Direction:
Filter the entries, keeping every line with the word "слайд".

Information provided:
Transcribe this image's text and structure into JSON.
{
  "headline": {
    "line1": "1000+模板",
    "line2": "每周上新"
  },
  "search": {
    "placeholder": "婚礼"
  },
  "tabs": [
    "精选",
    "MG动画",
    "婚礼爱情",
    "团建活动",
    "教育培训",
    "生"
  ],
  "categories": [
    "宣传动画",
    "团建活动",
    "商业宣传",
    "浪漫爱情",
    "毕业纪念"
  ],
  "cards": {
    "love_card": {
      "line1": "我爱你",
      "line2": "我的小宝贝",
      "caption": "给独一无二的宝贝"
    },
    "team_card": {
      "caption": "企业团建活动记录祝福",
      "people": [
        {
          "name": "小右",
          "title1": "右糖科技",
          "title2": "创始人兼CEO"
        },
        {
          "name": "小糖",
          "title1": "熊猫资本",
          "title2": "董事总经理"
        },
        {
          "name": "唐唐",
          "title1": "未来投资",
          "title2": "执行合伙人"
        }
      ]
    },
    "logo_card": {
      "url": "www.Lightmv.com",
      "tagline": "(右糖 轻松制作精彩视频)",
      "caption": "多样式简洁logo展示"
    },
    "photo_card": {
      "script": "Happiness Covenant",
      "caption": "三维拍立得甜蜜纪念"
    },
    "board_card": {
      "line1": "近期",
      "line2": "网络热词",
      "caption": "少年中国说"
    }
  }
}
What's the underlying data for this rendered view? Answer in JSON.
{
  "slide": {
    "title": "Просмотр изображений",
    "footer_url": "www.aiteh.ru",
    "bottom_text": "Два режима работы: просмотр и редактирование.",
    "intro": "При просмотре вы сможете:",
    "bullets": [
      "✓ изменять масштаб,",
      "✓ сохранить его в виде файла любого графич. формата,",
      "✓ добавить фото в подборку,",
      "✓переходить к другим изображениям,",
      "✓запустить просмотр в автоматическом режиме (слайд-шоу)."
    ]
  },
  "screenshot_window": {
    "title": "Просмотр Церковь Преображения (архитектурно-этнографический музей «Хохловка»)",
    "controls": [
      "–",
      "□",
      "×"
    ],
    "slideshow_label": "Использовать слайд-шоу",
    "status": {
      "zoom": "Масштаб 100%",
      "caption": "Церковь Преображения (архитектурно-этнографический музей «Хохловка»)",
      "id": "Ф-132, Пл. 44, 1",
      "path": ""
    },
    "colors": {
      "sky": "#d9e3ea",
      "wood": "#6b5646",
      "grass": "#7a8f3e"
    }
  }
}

Solution to this exercise:
      "✓запустить просмотр в автоматическом режиме (слайд-шоу)."
    "slideshow_label": "Использовать слайд-шоу",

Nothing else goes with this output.